:: The problem ::
Every entry should be repeated exactly. Omit the pictures.

======== The records ========

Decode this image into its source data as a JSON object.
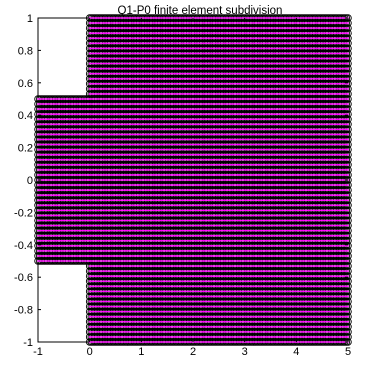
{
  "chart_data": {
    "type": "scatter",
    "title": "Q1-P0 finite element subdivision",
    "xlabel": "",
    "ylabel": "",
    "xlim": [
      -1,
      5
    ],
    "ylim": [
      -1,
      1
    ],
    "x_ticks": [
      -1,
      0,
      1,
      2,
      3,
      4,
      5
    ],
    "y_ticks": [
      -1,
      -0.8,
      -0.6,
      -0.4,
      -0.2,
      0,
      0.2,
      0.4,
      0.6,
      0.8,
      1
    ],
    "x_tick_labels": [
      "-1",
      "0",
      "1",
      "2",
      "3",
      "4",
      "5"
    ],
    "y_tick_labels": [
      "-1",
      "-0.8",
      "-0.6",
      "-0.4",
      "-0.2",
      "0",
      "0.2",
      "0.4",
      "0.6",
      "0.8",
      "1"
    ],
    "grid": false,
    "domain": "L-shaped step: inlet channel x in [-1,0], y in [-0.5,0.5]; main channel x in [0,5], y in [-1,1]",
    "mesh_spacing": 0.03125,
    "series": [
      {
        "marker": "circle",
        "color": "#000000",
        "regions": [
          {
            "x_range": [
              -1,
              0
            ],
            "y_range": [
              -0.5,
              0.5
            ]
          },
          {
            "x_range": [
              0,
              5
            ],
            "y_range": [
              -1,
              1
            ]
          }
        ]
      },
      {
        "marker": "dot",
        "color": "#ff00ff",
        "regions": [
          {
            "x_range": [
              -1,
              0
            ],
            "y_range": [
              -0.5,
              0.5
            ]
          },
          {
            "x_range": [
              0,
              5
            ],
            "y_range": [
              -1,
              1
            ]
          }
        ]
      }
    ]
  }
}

========

:: Solution to the problem ::
Decode this image into its source data as a JSON object.
{
  "chart_data": {
    "type": "scatter",
    "title": "Q1-P0 finite element subdivision",
    "xlabel": "",
    "ylabel": "",
    "xlim": [
      -1,
      5
    ],
    "ylim": [
      -1,
      1
    ],
    "x_ticks": [
      -1,
      0,
      1,
      2,
      3,
      4,
      5
    ],
    "y_ticks": [
      -1,
      -0.8,
      -0.6,
      -0.4,
      -0.2,
      0,
      0.2,
      0.4,
      0.6,
      0.8,
      1
    ],
    "x_tick_labels": [
      "-1",
      "0",
      "1",
      "2",
      "3",
      "4",
      "5"
    ],
    "y_tick_labels": [
      "-1",
      "-0.8",
      "-0.6",
      "-0.4",
      "-0.2",
      "0",
      "0.2",
      "0.4",
      "0.6",
      "0.8",
      "1"
    ],
    "grid": false,
    "domain": "L-shaped step: inlet channel x in [-1,0], y in [-0.5,0.5]; main channel x in [0,5], y in [-1,1]",
    "mesh_spacing": 0.03125,
    "series": [
      {
        "marker": "circle",
        "color": "#000000",
        "regions": [
          {
            "x_range": [
              -1,
              0
            ],
            "y_range": [
              -0.5,
              0.5
            ]
          },
          {
            "x_range": [
              0,
              5
            ],
            "y_range": [
              -1,
              1
            ]
          }
        ]
      },
      {
        "marker": "dot",
        "color": "#ff00ff",
        "regions": [
          {
            "x_range": [
              -1,
              0
            ],
            "y_range": [
              -0.5,
              0.5
            ]
          },
          {
            "x_range": [
              0,
              5
            ],
            "y_range": [
              -1,
              1
            ]
          }
        ]
      }
    ]
  }
}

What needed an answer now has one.